TASK INSTRUCTIONS →
Find each line with "screenshot" and copy it.
___
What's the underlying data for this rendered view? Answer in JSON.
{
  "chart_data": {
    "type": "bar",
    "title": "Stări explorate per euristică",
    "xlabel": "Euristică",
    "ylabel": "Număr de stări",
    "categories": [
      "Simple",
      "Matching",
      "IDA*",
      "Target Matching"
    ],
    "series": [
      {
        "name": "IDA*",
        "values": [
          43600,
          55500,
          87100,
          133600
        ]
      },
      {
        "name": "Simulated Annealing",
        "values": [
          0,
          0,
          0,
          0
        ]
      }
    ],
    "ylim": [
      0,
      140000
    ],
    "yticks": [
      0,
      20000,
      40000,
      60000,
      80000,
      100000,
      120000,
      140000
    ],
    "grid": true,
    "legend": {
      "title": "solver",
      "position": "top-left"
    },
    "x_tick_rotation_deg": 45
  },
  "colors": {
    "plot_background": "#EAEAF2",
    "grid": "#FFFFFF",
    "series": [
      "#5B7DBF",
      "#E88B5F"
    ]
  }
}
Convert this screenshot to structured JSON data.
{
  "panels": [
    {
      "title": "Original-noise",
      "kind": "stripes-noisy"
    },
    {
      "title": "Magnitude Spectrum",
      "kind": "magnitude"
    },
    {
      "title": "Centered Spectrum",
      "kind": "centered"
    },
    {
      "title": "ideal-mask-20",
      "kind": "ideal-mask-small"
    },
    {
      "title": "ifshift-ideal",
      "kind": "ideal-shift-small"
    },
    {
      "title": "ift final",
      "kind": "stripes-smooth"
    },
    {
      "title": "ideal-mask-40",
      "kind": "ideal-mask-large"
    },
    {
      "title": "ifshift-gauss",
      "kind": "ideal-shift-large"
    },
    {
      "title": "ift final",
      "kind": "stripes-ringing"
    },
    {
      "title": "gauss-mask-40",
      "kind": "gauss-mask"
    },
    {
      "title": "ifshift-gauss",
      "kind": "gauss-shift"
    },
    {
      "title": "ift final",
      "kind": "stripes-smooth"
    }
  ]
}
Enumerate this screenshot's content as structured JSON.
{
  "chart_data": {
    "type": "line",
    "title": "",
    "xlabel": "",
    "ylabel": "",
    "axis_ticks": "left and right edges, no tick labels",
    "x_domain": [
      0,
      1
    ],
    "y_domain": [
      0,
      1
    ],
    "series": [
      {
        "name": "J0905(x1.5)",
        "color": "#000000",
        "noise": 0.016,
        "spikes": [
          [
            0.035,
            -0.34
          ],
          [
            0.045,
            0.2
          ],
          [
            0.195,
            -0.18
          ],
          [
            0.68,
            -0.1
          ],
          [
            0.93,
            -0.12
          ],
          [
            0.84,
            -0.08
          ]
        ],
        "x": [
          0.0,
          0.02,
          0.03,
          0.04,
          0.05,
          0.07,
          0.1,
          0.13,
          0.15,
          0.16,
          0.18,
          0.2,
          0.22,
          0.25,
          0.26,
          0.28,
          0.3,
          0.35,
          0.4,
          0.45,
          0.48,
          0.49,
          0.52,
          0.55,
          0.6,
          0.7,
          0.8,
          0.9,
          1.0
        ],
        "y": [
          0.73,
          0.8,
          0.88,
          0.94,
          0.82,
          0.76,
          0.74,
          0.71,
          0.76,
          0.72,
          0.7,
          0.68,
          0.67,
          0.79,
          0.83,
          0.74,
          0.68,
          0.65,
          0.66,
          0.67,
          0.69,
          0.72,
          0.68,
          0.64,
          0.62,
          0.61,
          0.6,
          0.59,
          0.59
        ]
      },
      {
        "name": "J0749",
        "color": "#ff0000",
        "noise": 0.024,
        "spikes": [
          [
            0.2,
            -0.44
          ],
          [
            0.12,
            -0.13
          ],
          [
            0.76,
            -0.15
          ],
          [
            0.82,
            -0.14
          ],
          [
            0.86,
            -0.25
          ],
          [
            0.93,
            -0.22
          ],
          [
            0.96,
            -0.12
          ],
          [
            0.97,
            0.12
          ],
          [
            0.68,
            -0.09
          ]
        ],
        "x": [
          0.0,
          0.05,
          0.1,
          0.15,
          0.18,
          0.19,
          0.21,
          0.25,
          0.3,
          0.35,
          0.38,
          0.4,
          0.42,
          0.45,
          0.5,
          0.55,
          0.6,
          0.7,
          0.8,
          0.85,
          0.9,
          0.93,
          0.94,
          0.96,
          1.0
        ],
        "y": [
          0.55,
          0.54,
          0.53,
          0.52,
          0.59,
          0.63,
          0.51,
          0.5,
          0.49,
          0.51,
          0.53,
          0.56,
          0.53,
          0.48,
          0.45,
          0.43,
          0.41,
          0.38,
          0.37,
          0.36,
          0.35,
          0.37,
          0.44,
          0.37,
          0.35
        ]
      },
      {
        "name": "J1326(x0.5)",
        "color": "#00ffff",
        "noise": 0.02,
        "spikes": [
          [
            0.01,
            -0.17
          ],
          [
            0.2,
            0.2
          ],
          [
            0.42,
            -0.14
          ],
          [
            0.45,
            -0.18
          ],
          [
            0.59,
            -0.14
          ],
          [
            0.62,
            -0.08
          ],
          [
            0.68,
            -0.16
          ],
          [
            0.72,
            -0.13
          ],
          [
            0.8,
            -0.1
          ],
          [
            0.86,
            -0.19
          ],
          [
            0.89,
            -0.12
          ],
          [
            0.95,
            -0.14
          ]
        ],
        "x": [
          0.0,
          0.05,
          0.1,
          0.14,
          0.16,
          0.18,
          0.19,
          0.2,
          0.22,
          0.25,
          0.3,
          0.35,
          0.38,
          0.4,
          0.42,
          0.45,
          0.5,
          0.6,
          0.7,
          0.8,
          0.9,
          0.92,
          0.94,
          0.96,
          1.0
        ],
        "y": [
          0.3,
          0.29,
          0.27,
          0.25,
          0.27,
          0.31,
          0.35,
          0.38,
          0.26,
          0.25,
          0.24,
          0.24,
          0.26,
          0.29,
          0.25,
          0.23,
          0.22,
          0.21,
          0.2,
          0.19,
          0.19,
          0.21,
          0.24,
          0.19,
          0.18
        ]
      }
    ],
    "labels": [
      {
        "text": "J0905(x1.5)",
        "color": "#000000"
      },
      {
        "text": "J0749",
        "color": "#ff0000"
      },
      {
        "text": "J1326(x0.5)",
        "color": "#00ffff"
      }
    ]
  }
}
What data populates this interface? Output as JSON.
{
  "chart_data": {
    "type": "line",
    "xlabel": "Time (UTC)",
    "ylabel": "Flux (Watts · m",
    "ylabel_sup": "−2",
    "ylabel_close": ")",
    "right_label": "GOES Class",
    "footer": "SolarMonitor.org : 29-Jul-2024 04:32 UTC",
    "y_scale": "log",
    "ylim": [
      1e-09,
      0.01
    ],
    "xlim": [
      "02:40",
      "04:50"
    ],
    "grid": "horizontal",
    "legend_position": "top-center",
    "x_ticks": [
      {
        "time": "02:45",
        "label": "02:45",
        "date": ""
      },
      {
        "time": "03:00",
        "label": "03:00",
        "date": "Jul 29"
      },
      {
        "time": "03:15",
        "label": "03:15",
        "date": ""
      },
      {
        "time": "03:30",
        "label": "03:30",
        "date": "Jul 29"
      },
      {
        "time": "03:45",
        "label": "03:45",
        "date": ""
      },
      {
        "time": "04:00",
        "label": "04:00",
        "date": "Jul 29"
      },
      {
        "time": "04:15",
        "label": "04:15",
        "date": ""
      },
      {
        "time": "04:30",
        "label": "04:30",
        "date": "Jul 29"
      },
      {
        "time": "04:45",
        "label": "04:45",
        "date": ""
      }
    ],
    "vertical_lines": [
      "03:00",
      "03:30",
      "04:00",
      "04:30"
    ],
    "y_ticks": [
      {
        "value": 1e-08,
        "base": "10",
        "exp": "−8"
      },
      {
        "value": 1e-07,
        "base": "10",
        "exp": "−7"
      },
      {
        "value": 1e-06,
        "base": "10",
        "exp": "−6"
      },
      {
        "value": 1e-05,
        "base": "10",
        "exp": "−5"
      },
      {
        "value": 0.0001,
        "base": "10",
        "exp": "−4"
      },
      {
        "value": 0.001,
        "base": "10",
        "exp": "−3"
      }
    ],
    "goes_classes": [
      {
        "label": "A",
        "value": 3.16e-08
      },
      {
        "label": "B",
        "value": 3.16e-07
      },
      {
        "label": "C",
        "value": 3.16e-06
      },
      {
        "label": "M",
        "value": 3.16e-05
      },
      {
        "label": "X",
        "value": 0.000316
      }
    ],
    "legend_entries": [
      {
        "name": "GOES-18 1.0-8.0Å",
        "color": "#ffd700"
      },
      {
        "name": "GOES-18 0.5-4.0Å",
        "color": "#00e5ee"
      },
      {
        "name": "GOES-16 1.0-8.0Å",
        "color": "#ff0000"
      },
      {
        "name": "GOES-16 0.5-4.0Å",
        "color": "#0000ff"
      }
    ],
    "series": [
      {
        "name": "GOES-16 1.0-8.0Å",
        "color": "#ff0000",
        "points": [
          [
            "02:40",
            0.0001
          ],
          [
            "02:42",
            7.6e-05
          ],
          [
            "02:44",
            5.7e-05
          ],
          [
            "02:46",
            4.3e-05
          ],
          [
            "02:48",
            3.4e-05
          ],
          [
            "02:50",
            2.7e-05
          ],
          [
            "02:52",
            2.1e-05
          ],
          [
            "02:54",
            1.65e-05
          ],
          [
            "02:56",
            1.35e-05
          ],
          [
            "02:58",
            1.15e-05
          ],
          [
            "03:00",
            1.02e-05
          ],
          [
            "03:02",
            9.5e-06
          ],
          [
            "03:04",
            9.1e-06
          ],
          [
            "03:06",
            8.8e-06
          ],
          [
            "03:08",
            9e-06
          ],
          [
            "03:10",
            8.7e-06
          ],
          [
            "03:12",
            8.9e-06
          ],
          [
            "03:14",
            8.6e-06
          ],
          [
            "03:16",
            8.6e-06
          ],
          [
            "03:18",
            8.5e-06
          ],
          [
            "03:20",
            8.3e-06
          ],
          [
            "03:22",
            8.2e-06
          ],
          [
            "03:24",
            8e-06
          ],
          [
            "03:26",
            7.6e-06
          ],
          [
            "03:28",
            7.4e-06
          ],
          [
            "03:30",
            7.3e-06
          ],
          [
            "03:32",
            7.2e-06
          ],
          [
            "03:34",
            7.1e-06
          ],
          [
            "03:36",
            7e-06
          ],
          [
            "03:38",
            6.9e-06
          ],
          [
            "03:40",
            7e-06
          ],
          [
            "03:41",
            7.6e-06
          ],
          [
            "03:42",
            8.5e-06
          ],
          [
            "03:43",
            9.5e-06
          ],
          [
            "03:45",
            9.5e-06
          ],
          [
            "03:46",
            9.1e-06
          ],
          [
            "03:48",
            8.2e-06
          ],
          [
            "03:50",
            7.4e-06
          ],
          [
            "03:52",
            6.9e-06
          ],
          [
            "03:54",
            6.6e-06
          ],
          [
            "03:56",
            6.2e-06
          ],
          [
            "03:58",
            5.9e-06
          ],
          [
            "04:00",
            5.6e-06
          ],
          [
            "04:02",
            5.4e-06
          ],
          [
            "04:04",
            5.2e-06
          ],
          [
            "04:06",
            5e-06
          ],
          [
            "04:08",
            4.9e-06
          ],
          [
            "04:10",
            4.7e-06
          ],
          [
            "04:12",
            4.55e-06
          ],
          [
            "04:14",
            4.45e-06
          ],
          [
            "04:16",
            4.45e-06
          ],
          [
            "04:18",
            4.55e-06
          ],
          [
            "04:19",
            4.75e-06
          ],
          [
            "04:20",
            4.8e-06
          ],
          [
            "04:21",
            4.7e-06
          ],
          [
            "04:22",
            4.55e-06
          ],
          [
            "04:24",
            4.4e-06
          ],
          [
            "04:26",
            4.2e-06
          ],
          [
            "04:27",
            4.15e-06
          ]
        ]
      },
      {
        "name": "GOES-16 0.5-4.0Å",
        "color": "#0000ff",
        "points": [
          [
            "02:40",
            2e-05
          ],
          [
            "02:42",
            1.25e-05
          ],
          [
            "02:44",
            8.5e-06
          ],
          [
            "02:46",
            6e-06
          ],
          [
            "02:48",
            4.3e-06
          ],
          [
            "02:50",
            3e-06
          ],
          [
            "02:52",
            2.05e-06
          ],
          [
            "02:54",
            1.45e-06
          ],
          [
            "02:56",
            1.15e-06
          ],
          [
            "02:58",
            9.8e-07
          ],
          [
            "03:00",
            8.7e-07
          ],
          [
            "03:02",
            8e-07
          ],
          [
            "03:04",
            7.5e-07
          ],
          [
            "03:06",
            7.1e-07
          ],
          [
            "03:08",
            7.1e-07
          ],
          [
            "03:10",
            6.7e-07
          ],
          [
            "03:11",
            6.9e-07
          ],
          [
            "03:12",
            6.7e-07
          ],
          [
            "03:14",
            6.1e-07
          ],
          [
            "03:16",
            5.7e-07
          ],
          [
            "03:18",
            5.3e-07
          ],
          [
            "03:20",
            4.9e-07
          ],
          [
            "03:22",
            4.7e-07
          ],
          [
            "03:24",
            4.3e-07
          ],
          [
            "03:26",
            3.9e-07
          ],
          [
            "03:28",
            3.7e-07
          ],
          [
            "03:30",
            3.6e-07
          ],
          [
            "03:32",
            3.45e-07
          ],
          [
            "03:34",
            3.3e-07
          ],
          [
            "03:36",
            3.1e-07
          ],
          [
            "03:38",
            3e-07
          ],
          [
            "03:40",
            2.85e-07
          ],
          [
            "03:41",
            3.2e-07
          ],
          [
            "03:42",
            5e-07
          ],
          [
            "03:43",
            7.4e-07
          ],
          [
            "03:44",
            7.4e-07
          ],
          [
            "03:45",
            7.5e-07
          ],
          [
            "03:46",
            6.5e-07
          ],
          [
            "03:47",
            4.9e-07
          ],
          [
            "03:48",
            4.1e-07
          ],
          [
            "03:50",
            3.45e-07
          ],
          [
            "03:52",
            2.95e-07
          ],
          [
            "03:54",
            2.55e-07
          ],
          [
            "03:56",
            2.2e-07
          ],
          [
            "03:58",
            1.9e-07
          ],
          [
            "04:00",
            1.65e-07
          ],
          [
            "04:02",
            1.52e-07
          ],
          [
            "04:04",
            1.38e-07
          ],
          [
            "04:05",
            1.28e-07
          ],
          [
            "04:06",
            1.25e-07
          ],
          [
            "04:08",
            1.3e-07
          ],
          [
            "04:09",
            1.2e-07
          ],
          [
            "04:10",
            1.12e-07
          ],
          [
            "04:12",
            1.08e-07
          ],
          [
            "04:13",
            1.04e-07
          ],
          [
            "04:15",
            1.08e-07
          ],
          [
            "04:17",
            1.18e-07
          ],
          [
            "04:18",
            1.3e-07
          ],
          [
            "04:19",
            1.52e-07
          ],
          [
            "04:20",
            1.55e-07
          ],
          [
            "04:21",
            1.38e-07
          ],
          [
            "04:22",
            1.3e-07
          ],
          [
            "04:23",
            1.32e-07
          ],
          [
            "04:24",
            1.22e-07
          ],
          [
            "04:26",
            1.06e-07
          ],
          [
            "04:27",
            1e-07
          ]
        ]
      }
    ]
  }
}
___
RIGHT ANSWER →
Convert this screenshot to structured JSON data.
Enumerate this screenshot's content as structured JSON.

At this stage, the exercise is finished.